• [What to produce] Provide the records once more, identical to the original.

• [Records to use]
**********

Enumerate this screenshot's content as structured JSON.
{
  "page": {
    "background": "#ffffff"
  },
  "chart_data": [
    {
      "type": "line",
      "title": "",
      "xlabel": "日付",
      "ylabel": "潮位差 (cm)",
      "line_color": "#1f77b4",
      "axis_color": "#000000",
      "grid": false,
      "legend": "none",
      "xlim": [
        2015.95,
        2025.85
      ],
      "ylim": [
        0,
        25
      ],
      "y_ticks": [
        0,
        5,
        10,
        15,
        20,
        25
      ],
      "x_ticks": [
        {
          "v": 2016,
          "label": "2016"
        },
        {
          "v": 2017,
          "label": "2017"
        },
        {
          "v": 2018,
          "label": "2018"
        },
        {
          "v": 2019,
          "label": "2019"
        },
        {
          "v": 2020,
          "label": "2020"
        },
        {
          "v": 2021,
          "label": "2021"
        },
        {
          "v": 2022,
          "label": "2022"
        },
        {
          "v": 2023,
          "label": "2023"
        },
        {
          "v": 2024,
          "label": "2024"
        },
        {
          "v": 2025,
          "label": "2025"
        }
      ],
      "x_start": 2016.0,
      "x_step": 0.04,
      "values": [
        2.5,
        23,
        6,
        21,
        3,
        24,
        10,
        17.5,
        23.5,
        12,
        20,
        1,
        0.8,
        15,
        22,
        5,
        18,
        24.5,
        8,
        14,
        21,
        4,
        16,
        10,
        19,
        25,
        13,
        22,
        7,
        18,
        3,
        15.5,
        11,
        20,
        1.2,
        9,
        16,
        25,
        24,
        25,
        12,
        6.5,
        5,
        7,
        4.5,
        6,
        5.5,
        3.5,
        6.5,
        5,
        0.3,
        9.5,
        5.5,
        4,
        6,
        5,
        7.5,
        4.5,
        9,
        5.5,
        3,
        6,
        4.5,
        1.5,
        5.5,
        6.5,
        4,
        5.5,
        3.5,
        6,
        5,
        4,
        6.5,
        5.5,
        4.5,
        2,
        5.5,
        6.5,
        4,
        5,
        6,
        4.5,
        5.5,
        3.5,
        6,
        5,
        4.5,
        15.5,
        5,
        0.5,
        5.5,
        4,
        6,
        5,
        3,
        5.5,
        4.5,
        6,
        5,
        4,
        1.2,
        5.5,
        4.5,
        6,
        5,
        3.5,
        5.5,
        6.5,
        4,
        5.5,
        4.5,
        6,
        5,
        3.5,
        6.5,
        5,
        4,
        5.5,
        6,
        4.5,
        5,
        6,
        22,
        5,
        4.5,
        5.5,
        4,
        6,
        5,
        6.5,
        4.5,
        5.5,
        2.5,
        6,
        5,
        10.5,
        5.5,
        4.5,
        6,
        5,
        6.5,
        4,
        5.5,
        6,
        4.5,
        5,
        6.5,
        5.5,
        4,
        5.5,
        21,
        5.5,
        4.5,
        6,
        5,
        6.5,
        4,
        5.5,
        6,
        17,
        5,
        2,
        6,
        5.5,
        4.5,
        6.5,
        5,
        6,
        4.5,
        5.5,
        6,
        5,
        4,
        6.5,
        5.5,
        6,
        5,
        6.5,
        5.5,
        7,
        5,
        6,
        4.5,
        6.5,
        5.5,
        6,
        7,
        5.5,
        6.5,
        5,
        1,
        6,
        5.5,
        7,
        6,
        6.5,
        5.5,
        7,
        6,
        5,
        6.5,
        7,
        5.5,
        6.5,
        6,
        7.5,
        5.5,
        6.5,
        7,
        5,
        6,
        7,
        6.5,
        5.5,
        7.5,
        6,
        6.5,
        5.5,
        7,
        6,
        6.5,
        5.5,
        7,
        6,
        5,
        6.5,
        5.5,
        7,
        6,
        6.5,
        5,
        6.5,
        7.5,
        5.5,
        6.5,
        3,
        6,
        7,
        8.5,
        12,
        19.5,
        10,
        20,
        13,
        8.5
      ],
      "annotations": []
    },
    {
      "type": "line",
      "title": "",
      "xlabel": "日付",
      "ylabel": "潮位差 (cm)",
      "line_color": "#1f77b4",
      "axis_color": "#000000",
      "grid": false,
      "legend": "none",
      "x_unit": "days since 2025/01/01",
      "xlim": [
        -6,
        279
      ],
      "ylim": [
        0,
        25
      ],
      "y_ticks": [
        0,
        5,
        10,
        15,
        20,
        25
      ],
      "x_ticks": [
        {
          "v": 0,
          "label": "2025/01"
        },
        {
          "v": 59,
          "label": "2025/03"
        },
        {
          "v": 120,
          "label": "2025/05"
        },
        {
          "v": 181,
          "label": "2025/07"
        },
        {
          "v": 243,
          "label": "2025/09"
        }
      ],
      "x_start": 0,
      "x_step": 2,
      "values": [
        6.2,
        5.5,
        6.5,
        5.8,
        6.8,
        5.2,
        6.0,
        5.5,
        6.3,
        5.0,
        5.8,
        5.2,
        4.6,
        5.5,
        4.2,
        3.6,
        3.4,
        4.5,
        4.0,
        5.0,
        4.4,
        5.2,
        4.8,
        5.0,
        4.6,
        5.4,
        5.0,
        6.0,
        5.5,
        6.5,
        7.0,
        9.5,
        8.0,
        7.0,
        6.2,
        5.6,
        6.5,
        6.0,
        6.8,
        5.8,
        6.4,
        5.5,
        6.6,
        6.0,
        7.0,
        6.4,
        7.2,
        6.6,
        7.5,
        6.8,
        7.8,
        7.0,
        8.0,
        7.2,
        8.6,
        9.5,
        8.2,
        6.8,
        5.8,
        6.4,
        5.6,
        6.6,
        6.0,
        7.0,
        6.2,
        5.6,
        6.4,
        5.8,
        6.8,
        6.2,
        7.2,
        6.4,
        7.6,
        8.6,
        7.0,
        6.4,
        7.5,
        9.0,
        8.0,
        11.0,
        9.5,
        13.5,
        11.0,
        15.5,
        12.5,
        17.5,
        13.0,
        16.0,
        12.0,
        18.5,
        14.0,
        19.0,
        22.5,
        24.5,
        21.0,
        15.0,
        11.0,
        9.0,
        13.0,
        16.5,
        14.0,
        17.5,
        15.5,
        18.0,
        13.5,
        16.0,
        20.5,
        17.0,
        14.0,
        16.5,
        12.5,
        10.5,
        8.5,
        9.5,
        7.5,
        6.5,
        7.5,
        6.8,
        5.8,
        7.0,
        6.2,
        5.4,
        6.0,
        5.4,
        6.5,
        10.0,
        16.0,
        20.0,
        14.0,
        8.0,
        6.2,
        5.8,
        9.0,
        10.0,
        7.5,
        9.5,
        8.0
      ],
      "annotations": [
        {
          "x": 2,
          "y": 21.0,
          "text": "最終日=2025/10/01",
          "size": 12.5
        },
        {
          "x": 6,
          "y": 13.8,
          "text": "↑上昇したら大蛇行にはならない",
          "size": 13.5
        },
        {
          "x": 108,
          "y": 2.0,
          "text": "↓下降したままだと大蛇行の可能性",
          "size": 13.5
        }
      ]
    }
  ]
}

**********

• [Finished answer]
Enumerate this screenshot's content as structured JSON.
{
  "page": {
    "background": "#ffffff"
  },
  "chart_data": [
    {
      "type": "line",
      "title": "",
      "xlabel": "日付",
      "ylabel": "潮位差 (cm)",
      "line_color": "#1f77b4",
      "axis_color": "#000000",
      "grid": false,
      "legend": "none",
      "xlim": [
        2015.95,
        2025.85
      ],
      "ylim": [
        0,
        25
      ],
      "y_ticks": [
        0,
        5,
        10,
        15,
        20,
        25
      ],
      "x_ticks": [
        {
          "v": 2016,
          "label": "2016"
        },
        {
          "v": 2017,
          "label": "2017"
        },
        {
          "v": 2018,
          "label": "2018"
        },
        {
          "v": 2019,
          "label": "2019"
        },
        {
          "v": 2020,
          "label": "2020"
        },
        {
          "v": 2021,
          "label": "2021"
        },
        {
          "v": 2022,
          "label": "2022"
        },
        {
          "v": 2023,
          "label": "2023"
        },
        {
          "v": 2024,
          "label": "2024"
        },
        {
          "v": 2025,
          "label": "2025"
        }
      ],
      "x_start": 2016.0,
      "x_step": 0.04,
      "values": [
        2.5,
        23,
        6,
        21,
        3,
        24,
        10,
        17.5,
        23.5,
        12,
        20,
        1,
        0.8,
        15,
        22,
        5,
        18,
        24.5,
        8,
        14,
        21,
        4,
        16,
        10,
        19,
        25,
        13,
        22,
        7,
        18,
        3,
        15.5,
        11,
        20,
        1.2,
        9,
        16,
        25,
        24,
        25,
        12,
        6.5,
        5,
        7,
        4.5,
        6,
        5.5,
        3.5,
        6.5,
        5,
        0.3,
        9.5,
        5.5,
        4,
        6,
        5,
        7.5,
        4.5,
        9,
        5.5,
        3,
        6,
        4.5,
        1.5,
        5.5,
        6.5,
        4,
        5.5,
        3.5,
        6,
        5,
        4,
        6.5,
        5.5,
        4.5,
        2,
        5.5,
        6.5,
        4,
        5,
        6,
        4.5,
        5.5,
        3.5,
        6,
        5,
        4.5,
        15.5,
        5,
        0.5,
        5.5,
        4,
        6,
        5,
        3,
        5.5,
        4.5,
        6,
        5,
        4,
        1.2,
        5.5,
        4.5,
        6,
        5,
        3.5,
        5.5,
        6.5,
        4,
        5.5,
        4.5,
        6,
        5,
        3.5,
        6.5,
        5,
        4,
        5.5,
        6,
        4.5,
        5,
        6,
        22,
        5,
        4.5,
        5.5,
        4,
        6,
        5,
        6.5,
        4.5,
        5.5,
        2.5,
        6,
        5,
        10.5,
        5.5,
        4.5,
        6,
        5,
        6.5,
        4,
        5.5,
        6,
        4.5,
        5,
        6.5,
        5.5,
        4,
        5.5,
        21,
        5.5,
        4.5,
        6,
        5,
        6.5,
        4,
        5.5,
        6,
        17,
        5,
        2,
        6,
        5.5,
        4.5,
        6.5,
        5,
        6,
        4.5,
        5.5,
        6,
        5,
        4,
        6.5,
        5.5,
        6,
        5,
        6.5,
        5.5,
        7,
        5,
        6,
        4.5,
        6.5,
        5.5,
        6,
        7,
        5.5,
        6.5,
        5,
        1,
        6,
        5.5,
        7,
        6,
        6.5,
        5.5,
        7,
        6,
        5,
        6.5,
        7,
        5.5,
        6.5,
        6,
        7.5,
        5.5,
        6.5,
        7,
        5,
        6,
        7,
        6.5,
        5.5,
        7.5,
        6,
        6.5,
        5.5,
        7,
        6,
        6.5,
        5.5,
        7,
        6,
        5,
        6.5,
        5.5,
        7,
        6,
        6.5,
        5,
        6.5,
        7.5,
        5.5,
        6.5,
        3,
        6,
        7,
        8.5,
        12,
        19.5,
        10,
        20,
        13,
        8.5
      ],
      "annotations": []
    },
    {
      "type": "line",
      "title": "",
      "xlabel": "日付",
      "ylabel": "潮位差 (cm)",
      "line_color": "#1f77b4",
      "axis_color": "#000000",
      "grid": false,
      "legend": "none",
      "x_unit": "days since 2025/01/01",
      "xlim": [
        -6,
        279
      ],
      "ylim": [
        0,
        25
      ],
      "y_ticks": [
        0,
        5,
        10,
        15,
        20,
        25
      ],
      "x_ticks": [
        {
          "v": 0,
          "label": "2025/01"
        },
        {
          "v": 59,
          "label": "2025/03"
        },
        {
          "v": 120,
          "label": "2025/05"
        },
        {
          "v": 181,
          "label": "2025/07"
        },
        {
          "v": 243,
          "label": "2025/09"
        }
      ],
      "x_start": 0,
      "x_step": 2,
      "values": [
        6.2,
        5.5,
        6.5,
        5.8,
        6.8,
        5.2,
        6.0,
        5.5,
        6.3,
        5.0,
        5.8,
        5.2,
        4.6,
        5.5,
        4.2,
        3.6,
        3.4,
        4.5,
        4.0,
        5.0,
        4.4,
        5.2,
        4.8,
        5.0,
        4.6,
        5.4,
        5.0,
        6.0,
        5.5,
        6.5,
        7.0,
        9.5,
        8.0,
        7.0,
        6.2,
        5.6,
        6.5,
        6.0,
        6.8,
        5.8,
        6.4,
        5.5,
        6.6,
        6.0,
        7.0,
        6.4,
        7.2,
        6.6,
        7.5,
        6.8,
        7.8,
        7.0,
        8.0,
        7.2,
        8.6,
        9.5,
        8.2,
        6.8,
        5.8,
        6.4,
        5.6,
        6.6,
        6.0,
        7.0,
        6.2,
        5.6,
        6.4,
        5.8,
        6.8,
        6.2,
        7.2,
        6.4,
        7.6,
        8.6,
        7.0,
        6.4,
        7.5,
        9.0,
        8.0,
        11.0,
        9.5,
        13.5,
        11.0,
        15.5,
        12.5,
        17.5,
        13.0,
        16.0,
        12.0,
        18.5,
        14.0,
        19.0,
        22.5,
        24.5,
        21.0,
        15.0,
        11.0,
        9.0,
        13.0,
        16.5,
        14.0,
        17.5,
        15.5,
        18.0,
        13.5,
        16.0,
        20.5,
        17.0,
        14.0,
        16.5,
        12.5,
        10.5,
        8.5,
        9.5,
        7.5,
        6.5,
        7.5,
        6.8,
        5.8,
        7.0,
        6.2,
        5.4,
        6.0,
        5.4,
        6.5,
        10.0,
        16.0,
        20.0,
        14.0,
        8.0,
        6.2,
        5.8,
        9.0,
        10.0,
        7.5,
        9.5,
        8.0
      ],
      "annotations": [
        {
          "x": 2,
          "y": 21.0,
          "text": "最終日=2025/10/01",
          "size": 12.5
        },
        {
          "x": 6,
          "y": 13.8,
          "text": "↑上昇したら大蛇行にはならない",
          "size": 13.5
        },
        {
          "x": 108,
          "y": 2.0,
          "text": "↓下降したままだと大蛇行の可能性",
          "size": 13.5
        }
      ]
    }
  ]
}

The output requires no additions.